→ Request
Extract every line that contains the word "this".

→ Material shown
++++++
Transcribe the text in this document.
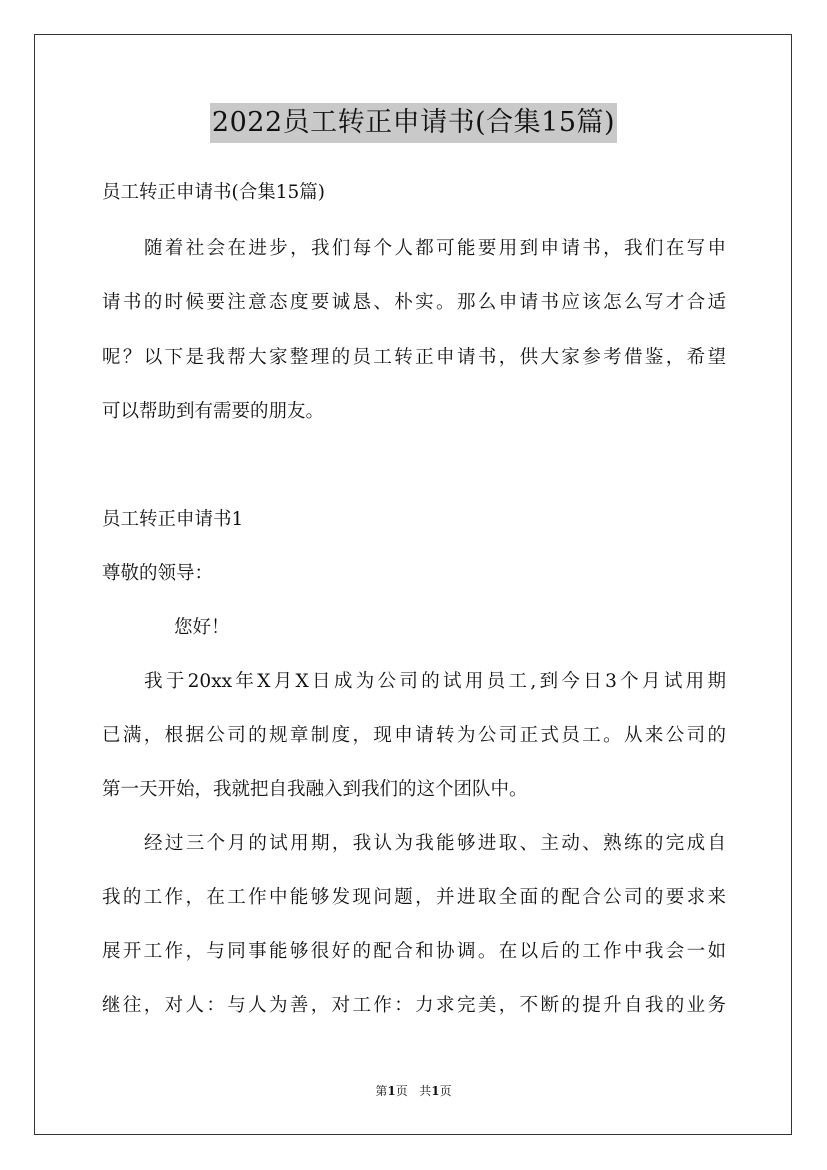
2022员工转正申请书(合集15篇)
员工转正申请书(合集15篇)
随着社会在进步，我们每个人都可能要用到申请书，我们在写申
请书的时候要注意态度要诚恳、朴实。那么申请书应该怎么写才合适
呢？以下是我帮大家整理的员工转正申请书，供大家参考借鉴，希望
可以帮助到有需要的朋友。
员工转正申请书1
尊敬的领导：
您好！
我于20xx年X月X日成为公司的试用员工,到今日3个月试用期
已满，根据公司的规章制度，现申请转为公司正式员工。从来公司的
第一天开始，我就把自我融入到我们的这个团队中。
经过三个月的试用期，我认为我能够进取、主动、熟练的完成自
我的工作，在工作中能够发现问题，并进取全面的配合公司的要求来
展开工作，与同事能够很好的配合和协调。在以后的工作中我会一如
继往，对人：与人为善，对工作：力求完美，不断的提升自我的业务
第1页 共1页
++++++
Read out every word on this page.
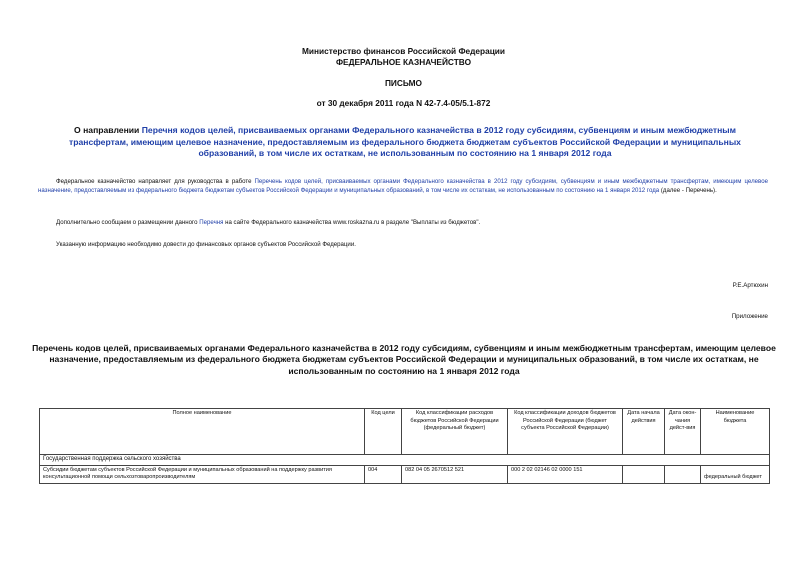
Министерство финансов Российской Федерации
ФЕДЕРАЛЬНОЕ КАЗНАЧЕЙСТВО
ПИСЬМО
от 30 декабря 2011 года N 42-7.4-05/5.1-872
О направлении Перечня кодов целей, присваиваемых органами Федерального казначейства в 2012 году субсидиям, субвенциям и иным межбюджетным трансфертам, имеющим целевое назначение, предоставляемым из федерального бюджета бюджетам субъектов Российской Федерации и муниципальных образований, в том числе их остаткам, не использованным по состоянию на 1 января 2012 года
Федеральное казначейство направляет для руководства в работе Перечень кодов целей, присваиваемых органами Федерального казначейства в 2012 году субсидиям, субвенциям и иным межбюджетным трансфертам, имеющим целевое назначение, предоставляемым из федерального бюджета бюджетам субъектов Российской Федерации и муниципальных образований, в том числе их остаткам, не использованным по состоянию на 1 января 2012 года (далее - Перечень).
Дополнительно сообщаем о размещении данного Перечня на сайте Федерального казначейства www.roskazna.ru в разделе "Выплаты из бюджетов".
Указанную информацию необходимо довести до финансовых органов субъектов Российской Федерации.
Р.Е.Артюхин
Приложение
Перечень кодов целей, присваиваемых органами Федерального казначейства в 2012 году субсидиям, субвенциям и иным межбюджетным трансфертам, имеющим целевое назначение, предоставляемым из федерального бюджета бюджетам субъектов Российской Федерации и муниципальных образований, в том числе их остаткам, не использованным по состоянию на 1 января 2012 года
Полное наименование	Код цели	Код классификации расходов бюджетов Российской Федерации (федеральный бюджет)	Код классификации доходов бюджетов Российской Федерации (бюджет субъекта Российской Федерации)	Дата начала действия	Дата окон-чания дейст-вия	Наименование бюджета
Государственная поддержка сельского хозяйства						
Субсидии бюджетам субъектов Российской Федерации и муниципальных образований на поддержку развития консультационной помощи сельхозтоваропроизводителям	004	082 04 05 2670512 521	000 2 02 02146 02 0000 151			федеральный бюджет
++++++
→ Answer in full
Transcribe the text in this document.
Read out every word on this page.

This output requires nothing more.